Supplied material:
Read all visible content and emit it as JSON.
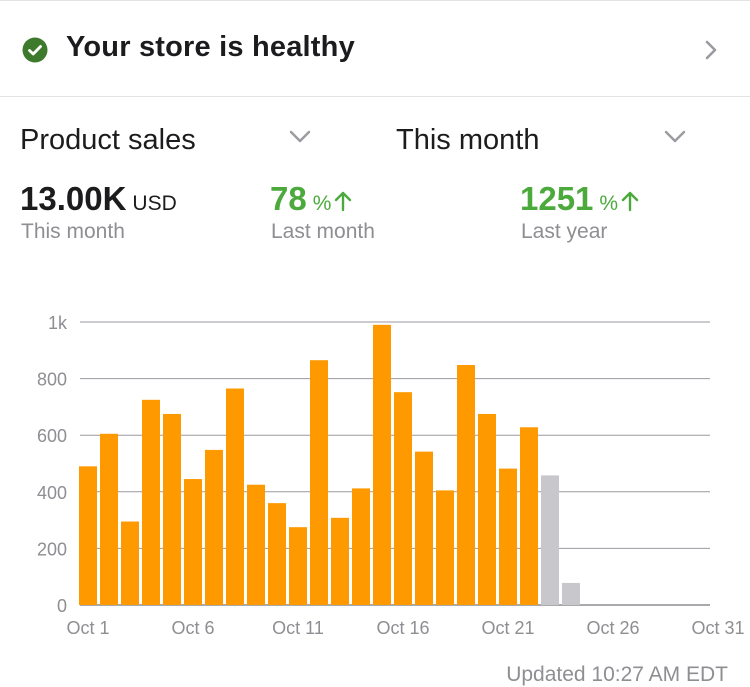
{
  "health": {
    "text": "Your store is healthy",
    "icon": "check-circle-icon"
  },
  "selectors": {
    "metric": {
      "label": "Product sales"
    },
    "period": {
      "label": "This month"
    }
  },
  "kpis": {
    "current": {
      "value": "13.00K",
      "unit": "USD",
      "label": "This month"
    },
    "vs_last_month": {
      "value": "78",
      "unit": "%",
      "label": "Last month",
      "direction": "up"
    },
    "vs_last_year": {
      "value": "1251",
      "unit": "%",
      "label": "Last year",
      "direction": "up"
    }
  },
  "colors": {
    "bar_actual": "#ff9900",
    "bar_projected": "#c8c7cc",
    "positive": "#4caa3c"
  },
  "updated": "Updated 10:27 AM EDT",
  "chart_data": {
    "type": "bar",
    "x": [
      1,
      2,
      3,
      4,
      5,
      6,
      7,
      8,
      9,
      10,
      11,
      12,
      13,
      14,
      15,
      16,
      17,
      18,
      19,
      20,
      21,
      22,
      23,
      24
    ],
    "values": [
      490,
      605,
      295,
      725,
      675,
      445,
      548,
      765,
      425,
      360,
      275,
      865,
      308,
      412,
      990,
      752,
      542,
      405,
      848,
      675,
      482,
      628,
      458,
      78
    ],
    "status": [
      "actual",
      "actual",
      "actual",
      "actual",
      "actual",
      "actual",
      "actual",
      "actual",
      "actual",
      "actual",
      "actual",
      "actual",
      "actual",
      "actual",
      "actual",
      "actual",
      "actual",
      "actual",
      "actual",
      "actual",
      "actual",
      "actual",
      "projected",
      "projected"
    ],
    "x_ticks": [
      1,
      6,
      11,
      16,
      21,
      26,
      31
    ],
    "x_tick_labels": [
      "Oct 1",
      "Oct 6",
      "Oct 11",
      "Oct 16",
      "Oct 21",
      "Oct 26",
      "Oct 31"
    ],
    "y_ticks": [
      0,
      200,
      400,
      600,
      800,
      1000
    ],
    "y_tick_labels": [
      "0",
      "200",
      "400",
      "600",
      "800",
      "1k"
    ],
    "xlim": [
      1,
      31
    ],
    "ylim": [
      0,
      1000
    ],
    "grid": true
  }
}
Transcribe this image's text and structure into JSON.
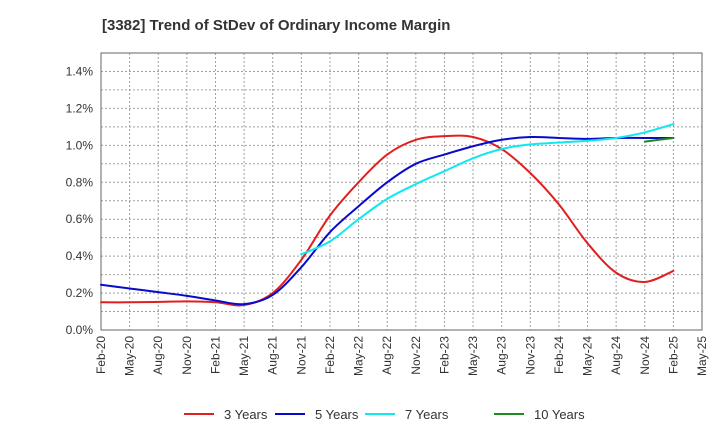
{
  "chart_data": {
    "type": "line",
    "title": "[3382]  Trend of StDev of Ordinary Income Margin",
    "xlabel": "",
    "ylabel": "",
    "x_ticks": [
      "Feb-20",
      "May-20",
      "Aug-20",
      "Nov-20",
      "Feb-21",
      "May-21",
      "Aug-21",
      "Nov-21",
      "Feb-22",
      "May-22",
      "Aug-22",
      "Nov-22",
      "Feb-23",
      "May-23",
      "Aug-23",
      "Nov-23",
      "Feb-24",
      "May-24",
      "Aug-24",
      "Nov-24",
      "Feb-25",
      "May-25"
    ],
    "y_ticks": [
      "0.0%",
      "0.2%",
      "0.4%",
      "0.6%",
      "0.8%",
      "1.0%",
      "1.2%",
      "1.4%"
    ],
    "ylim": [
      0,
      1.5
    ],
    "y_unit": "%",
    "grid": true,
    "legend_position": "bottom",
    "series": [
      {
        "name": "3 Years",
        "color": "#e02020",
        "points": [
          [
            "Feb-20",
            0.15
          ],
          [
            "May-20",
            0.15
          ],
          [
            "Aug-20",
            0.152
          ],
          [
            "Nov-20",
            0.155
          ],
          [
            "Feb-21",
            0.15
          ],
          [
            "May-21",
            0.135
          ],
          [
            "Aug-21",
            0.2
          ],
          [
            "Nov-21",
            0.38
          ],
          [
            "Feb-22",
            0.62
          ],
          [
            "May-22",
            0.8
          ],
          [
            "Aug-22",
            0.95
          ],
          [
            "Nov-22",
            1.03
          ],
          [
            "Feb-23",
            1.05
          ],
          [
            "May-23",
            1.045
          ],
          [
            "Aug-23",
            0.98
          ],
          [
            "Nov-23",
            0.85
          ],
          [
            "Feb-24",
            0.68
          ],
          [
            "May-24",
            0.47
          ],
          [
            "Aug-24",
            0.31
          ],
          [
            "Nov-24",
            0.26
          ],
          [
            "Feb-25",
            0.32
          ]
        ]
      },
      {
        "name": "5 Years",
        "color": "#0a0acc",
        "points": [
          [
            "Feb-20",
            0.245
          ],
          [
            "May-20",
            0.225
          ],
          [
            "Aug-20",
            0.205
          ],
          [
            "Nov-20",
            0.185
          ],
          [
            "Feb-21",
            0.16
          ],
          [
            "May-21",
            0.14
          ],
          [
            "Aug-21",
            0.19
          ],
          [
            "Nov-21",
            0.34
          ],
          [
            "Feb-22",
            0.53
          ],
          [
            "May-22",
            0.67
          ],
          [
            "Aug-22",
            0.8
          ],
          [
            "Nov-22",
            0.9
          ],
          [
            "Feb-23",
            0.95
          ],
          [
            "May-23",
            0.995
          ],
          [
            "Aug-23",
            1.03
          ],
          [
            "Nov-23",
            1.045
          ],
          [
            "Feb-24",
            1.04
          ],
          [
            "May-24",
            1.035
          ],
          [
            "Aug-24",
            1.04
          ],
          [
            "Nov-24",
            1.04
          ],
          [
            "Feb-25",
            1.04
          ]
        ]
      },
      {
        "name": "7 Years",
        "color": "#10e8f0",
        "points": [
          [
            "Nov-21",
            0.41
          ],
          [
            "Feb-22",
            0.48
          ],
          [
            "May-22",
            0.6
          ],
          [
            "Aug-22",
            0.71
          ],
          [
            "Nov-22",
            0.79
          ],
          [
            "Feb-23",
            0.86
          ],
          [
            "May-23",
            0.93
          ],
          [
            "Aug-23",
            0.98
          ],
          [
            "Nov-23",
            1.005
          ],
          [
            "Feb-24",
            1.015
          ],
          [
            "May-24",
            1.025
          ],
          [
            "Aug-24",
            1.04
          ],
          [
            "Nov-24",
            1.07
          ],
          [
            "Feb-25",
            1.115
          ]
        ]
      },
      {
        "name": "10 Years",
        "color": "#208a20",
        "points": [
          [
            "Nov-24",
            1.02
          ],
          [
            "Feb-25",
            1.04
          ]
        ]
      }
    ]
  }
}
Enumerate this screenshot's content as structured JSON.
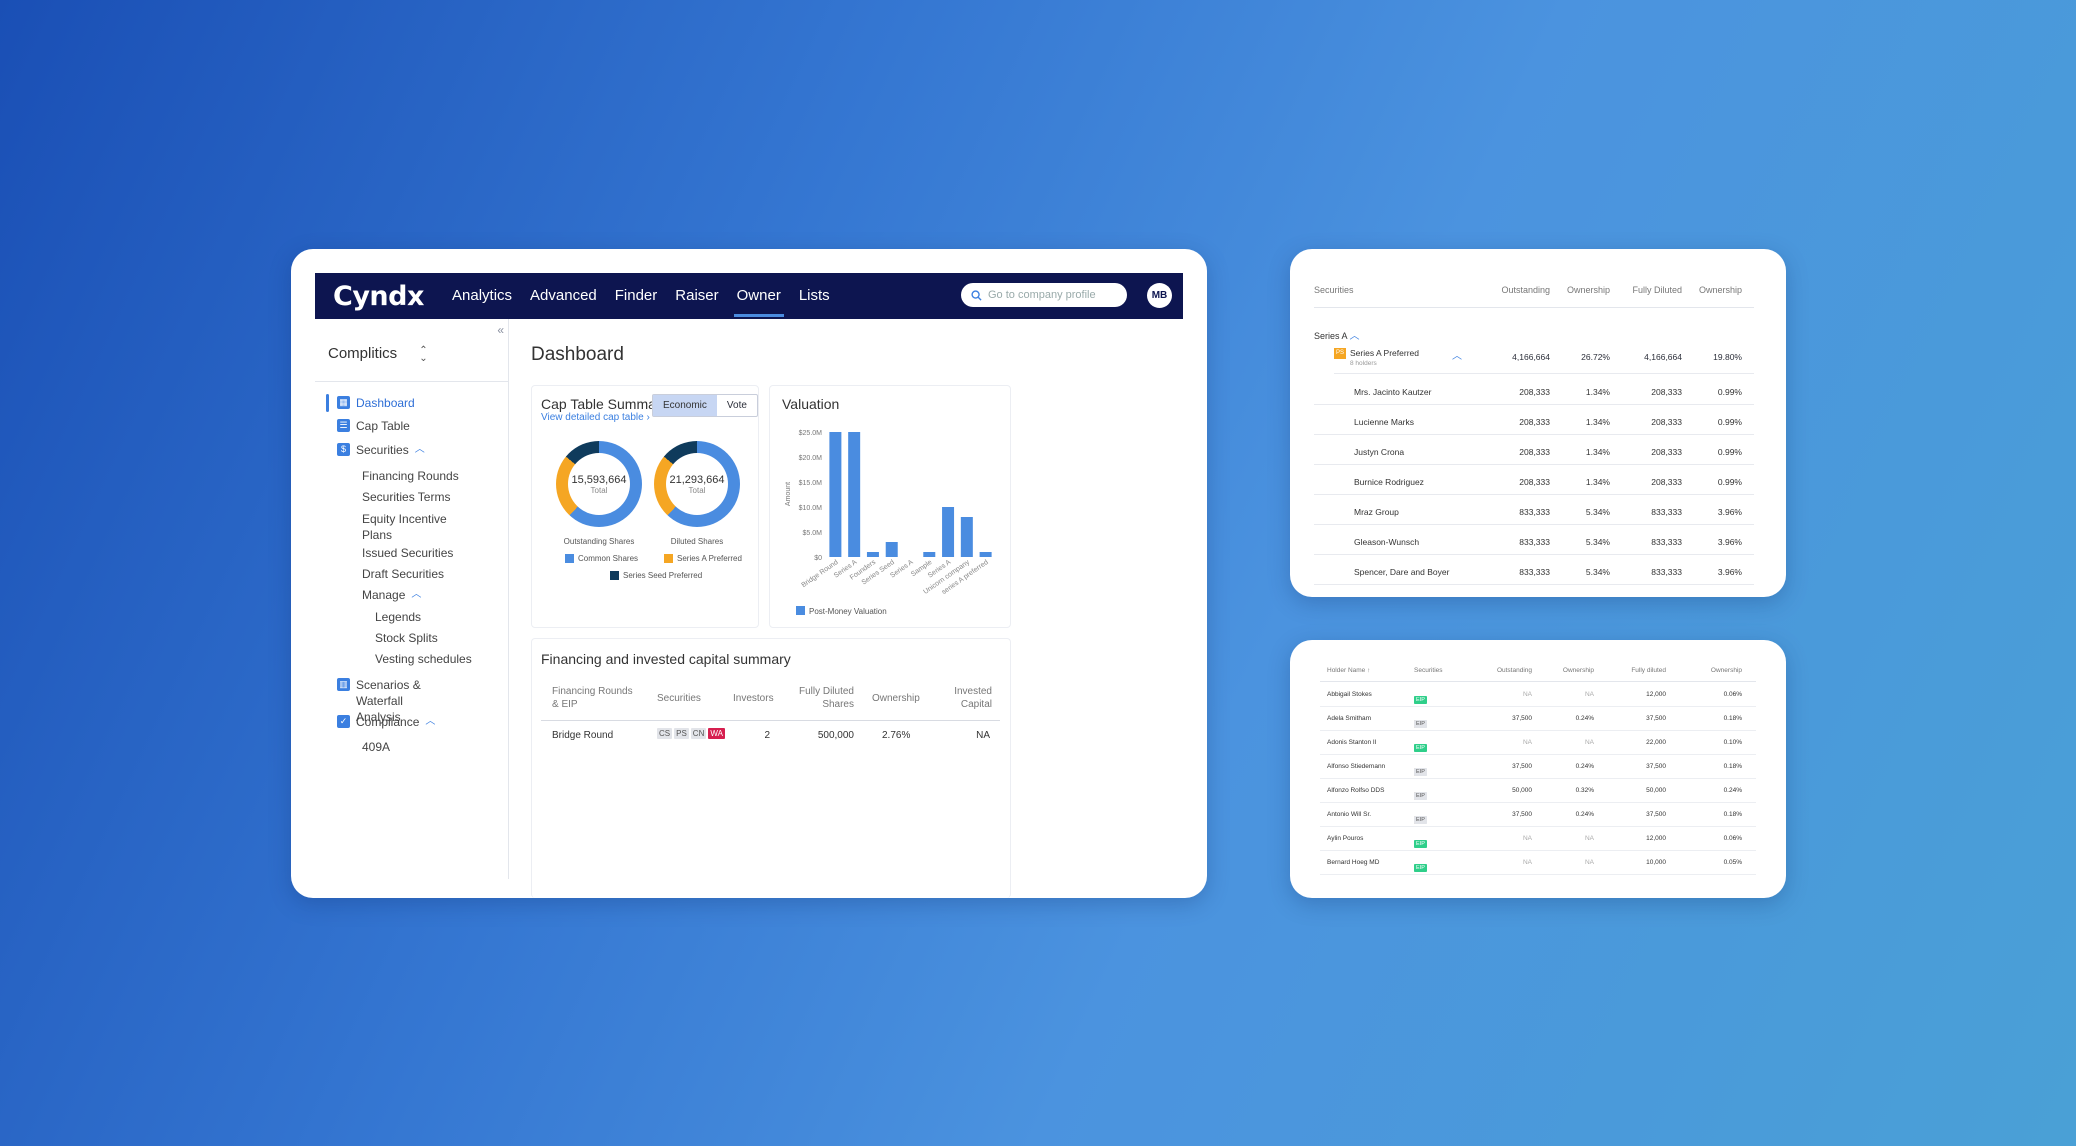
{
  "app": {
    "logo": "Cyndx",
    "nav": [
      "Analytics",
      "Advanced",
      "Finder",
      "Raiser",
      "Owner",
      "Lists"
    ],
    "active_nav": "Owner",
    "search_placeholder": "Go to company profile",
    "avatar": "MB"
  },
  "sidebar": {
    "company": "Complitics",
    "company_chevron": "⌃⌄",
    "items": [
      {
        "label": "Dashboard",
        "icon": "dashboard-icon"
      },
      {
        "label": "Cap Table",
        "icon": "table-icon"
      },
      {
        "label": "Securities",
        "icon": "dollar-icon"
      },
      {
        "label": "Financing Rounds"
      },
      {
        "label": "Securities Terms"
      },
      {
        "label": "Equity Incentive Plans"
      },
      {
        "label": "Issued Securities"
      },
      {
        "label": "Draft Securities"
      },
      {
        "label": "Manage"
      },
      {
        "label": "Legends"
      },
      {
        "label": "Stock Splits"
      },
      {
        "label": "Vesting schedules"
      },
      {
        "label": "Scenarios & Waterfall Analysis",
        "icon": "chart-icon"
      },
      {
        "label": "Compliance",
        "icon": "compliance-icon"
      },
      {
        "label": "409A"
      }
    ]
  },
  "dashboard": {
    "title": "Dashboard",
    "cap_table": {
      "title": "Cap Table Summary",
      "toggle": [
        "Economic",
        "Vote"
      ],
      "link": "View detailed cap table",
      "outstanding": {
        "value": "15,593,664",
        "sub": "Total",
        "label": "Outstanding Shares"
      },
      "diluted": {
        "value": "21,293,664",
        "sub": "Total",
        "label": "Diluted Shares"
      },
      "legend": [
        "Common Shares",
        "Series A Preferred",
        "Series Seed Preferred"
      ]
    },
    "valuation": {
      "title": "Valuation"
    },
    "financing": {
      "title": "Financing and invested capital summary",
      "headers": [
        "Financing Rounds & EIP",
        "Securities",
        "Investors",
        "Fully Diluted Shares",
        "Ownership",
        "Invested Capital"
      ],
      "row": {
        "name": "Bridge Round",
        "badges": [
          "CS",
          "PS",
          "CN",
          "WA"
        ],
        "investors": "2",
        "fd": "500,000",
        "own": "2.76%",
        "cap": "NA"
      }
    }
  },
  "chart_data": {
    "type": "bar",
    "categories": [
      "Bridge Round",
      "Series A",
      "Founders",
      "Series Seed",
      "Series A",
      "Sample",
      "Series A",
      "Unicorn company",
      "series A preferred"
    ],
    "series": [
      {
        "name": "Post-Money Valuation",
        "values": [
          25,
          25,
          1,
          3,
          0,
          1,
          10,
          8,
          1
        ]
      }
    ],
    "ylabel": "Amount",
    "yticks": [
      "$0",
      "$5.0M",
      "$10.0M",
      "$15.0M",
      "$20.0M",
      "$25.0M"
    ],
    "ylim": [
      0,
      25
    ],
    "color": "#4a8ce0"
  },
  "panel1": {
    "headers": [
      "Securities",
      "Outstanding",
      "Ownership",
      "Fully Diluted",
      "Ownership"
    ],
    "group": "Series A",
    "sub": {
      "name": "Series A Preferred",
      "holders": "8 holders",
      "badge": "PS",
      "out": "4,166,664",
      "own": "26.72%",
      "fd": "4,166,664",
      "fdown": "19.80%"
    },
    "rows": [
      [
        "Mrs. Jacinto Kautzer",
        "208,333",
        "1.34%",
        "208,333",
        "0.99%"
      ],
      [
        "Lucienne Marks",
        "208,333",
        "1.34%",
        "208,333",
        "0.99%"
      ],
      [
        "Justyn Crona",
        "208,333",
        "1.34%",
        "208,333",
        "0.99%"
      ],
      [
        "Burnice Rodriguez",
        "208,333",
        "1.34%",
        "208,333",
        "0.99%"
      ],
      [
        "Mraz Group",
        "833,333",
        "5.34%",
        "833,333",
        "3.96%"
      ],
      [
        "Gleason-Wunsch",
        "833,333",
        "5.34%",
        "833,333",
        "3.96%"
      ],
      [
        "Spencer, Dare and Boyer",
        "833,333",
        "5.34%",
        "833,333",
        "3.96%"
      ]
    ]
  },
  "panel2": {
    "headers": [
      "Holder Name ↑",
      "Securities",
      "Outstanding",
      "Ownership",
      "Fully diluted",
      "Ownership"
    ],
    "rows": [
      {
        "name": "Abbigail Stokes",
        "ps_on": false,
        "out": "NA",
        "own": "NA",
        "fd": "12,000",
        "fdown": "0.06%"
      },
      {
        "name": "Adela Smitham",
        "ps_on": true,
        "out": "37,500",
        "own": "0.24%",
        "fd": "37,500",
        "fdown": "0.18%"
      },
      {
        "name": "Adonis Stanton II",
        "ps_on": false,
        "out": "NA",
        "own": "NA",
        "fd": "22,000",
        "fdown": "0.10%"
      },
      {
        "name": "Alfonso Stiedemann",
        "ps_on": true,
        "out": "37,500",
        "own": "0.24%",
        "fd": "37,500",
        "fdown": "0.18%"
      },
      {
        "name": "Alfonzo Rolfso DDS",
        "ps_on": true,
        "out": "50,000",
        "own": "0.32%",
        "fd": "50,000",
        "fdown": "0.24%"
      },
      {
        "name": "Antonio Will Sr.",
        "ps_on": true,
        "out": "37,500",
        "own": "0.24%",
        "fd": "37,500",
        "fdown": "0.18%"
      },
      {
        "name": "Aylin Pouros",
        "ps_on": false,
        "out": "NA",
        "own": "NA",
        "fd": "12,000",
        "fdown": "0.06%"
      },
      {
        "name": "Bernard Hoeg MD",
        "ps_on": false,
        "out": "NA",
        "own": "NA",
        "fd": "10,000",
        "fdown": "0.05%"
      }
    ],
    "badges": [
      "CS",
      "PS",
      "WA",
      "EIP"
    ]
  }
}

The task: Read through the entries and copy each line in which "text" appears.

Result:
    "text": "Your store is healthy",
Transcribe this image's text and structure into JSON.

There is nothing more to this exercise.